>>

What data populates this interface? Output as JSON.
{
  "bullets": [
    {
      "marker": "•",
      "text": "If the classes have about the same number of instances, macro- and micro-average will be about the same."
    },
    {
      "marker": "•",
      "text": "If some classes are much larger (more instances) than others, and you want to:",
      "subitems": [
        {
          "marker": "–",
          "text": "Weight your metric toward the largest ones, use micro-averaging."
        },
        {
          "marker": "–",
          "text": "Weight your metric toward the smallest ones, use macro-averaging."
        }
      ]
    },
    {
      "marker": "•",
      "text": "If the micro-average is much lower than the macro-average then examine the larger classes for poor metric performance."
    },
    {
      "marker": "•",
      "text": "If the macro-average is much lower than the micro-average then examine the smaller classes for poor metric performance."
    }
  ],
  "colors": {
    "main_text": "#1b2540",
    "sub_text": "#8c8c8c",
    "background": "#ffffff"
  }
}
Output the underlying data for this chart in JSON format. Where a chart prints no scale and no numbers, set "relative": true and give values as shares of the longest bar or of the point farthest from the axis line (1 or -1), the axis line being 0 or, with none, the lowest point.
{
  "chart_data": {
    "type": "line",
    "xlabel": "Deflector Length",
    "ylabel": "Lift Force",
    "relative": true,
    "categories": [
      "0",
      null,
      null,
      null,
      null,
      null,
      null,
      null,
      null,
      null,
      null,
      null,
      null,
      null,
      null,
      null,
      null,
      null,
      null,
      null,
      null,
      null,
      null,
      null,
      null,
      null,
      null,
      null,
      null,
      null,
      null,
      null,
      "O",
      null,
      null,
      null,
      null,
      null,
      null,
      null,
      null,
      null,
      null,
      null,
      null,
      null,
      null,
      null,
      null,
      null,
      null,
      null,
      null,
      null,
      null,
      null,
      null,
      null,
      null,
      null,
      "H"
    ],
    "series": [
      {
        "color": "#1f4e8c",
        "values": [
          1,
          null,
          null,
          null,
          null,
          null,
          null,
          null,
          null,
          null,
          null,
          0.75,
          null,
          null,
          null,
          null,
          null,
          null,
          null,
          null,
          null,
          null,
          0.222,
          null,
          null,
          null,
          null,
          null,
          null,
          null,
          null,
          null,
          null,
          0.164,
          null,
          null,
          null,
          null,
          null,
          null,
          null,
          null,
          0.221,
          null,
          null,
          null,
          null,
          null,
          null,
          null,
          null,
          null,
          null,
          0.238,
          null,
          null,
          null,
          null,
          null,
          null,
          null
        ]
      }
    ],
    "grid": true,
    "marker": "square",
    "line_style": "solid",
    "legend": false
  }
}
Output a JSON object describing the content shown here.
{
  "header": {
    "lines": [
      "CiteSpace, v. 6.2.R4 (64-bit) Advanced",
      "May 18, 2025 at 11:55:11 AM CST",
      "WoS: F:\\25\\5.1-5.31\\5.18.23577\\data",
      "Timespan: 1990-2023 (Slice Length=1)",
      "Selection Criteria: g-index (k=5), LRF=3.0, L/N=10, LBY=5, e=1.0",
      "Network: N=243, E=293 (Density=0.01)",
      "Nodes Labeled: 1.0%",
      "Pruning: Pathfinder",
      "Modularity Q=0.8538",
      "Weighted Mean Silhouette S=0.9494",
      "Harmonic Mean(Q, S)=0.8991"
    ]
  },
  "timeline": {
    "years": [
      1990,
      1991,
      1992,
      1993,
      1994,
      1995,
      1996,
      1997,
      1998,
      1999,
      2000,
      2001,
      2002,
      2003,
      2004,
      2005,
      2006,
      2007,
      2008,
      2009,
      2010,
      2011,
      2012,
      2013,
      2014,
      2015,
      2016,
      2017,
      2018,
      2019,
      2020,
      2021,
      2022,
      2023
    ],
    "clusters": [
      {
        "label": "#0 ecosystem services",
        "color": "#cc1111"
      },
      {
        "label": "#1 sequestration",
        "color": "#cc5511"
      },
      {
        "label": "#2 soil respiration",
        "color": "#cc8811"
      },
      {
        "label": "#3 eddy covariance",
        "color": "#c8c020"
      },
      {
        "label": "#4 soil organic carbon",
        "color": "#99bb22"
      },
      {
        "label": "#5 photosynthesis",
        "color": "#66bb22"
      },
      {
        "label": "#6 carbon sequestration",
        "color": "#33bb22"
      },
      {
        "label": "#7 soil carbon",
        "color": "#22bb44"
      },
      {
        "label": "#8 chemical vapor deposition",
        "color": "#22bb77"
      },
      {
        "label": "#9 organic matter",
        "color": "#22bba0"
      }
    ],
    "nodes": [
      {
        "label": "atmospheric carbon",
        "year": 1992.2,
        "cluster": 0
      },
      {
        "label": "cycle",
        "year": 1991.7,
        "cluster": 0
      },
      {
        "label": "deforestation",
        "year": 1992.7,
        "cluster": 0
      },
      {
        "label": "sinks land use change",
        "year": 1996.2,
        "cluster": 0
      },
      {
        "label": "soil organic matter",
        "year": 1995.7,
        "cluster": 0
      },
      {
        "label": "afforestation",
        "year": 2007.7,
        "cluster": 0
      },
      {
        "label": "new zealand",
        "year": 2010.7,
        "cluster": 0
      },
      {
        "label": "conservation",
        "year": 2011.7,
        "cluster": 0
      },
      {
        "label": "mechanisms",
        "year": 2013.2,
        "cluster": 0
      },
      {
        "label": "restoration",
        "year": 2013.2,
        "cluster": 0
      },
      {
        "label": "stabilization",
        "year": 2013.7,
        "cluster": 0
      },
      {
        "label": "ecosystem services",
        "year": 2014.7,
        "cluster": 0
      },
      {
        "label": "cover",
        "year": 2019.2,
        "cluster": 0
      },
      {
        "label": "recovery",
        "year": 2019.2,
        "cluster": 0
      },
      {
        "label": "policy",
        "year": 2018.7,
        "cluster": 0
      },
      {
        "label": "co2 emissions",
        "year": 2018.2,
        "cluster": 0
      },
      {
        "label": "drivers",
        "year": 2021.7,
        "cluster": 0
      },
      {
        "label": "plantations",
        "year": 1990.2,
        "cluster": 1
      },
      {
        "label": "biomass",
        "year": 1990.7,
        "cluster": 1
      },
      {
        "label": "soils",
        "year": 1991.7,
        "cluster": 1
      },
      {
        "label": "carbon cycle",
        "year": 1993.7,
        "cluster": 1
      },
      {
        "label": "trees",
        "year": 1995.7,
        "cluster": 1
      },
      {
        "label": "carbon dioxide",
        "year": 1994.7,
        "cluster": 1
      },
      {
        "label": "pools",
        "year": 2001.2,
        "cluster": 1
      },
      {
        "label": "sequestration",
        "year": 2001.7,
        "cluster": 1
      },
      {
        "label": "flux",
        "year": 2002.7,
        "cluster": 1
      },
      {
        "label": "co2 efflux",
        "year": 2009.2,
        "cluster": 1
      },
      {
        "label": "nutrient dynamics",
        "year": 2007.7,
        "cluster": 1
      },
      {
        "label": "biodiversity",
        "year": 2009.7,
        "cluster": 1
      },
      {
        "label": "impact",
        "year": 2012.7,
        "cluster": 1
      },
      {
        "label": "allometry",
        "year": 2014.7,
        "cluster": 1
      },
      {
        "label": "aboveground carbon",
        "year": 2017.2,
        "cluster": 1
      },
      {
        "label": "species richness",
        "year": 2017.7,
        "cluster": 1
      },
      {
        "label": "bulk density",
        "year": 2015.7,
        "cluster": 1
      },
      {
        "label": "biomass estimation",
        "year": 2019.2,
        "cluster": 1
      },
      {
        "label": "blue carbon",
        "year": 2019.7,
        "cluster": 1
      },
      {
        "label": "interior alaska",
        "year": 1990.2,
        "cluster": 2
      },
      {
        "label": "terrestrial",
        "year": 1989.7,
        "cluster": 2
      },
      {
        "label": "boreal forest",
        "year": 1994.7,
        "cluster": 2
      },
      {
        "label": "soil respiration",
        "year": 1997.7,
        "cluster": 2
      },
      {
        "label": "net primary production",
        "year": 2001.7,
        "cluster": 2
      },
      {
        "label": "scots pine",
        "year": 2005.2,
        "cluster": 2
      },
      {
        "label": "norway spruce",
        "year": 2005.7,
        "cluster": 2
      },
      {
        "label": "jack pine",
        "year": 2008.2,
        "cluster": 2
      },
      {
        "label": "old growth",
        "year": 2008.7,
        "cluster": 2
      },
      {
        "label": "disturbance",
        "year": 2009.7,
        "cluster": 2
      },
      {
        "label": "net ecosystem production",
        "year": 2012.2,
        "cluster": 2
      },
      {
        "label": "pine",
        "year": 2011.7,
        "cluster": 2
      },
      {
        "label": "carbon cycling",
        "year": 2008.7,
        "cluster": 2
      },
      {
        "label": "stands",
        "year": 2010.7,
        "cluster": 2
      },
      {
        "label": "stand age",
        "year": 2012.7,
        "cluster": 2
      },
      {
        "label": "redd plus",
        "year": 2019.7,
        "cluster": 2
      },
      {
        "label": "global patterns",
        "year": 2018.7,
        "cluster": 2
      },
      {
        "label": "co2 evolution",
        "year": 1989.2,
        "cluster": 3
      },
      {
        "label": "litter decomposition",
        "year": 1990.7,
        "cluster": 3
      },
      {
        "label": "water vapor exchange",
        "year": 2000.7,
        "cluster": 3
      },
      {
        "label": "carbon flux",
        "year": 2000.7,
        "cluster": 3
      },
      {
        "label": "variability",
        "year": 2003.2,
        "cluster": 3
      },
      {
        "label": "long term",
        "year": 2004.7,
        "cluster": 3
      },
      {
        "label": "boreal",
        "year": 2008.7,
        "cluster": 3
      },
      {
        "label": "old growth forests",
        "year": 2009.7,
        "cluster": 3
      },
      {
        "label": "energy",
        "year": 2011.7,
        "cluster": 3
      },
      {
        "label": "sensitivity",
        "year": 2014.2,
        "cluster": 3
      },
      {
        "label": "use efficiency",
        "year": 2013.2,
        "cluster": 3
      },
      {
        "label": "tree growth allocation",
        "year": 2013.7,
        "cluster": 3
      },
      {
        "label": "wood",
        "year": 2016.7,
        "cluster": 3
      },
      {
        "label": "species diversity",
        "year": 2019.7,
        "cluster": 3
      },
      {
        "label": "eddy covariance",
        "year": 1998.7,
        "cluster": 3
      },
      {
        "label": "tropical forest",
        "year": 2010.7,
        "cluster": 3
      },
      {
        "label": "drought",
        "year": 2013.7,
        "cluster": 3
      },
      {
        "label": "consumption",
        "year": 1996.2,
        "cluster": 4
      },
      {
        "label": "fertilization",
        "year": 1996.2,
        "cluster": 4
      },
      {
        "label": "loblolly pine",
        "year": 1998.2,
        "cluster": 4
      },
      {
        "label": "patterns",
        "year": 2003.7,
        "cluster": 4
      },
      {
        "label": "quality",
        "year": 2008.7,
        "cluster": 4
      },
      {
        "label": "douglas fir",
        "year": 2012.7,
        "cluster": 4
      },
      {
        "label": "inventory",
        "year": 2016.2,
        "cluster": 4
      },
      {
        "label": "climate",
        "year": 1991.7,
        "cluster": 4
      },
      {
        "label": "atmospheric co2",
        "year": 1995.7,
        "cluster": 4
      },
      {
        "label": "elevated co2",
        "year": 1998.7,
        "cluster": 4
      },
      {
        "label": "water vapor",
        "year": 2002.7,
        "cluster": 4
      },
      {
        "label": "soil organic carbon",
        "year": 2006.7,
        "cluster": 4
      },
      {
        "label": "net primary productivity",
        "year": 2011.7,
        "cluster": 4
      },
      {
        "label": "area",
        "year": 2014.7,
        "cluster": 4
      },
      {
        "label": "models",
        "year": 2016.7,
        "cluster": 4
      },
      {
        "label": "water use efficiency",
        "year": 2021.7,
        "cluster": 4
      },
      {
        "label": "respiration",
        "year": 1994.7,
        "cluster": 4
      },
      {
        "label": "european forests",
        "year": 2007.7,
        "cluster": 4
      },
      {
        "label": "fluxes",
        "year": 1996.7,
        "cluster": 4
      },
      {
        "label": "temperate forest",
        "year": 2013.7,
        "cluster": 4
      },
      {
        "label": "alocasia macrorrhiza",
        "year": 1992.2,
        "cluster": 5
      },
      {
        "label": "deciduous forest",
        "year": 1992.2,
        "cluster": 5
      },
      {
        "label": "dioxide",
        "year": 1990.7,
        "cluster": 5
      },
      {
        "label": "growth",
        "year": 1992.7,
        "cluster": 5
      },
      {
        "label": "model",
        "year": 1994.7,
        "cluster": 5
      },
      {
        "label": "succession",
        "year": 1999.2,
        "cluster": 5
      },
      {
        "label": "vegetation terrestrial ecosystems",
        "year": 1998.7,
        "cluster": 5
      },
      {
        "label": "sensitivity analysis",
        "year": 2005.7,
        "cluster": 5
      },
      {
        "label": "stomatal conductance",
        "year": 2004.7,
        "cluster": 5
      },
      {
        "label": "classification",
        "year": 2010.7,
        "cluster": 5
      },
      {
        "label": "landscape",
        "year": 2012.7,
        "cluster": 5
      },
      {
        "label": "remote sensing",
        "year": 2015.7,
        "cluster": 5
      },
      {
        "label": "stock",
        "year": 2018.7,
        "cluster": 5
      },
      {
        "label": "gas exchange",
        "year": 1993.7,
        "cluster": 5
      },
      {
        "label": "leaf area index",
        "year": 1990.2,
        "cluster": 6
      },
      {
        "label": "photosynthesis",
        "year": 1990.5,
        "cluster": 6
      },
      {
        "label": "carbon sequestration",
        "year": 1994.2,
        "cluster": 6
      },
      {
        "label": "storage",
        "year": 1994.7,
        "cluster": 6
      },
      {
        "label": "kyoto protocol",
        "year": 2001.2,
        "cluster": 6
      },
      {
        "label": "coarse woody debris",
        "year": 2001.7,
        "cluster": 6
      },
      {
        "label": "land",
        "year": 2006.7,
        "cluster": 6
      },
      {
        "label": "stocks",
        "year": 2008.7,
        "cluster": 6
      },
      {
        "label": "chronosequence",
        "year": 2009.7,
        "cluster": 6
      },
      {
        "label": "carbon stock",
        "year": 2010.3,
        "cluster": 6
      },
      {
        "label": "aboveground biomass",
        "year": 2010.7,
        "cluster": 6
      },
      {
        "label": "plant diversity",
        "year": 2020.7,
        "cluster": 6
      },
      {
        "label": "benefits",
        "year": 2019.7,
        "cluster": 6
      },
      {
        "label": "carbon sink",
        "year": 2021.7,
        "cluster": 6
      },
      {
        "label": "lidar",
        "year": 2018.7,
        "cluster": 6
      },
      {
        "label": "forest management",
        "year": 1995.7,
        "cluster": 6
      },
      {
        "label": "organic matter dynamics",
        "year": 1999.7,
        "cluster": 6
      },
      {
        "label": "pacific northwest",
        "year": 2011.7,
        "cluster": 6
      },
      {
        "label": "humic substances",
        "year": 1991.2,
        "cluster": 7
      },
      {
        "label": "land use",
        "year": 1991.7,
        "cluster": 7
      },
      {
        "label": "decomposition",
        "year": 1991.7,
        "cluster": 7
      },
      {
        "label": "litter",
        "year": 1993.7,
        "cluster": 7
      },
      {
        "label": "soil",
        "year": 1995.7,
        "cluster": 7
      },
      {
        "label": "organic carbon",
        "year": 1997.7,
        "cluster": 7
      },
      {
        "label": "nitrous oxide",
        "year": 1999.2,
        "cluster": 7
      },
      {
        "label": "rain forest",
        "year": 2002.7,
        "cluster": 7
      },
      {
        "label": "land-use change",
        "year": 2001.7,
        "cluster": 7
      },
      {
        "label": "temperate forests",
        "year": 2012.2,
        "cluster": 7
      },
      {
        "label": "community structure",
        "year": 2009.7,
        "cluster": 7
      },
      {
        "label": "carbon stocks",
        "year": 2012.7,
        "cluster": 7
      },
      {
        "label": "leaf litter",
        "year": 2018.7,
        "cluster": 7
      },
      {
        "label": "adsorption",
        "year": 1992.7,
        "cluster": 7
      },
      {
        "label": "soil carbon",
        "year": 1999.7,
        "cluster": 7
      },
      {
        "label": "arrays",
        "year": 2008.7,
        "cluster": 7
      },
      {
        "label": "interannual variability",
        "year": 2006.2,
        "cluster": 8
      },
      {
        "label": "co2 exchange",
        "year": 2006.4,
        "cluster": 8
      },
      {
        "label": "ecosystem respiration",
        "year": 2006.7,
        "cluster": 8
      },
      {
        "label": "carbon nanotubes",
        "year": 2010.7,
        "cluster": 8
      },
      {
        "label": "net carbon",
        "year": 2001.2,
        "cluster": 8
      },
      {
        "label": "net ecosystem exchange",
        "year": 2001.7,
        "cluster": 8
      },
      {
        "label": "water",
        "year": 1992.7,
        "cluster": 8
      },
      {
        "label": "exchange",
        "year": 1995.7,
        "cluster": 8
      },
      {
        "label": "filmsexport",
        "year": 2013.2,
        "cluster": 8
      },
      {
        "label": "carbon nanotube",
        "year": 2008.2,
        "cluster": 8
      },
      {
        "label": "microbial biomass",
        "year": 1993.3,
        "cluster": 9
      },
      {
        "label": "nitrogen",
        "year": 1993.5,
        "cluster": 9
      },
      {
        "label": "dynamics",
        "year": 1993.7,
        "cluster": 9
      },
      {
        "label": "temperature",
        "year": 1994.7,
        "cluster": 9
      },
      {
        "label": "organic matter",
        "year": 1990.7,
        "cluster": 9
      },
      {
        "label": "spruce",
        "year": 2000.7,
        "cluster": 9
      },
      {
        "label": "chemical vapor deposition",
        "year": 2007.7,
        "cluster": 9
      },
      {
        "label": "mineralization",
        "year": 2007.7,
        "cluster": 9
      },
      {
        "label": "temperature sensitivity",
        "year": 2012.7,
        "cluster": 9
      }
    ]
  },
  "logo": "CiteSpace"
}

<<

■ Task objective ■
From the records above, copy every line that holds the word "terrestrial".

■ Task response ■
        "label": "terrestrial",
        "label": "vegetation terrestrial ecosystems",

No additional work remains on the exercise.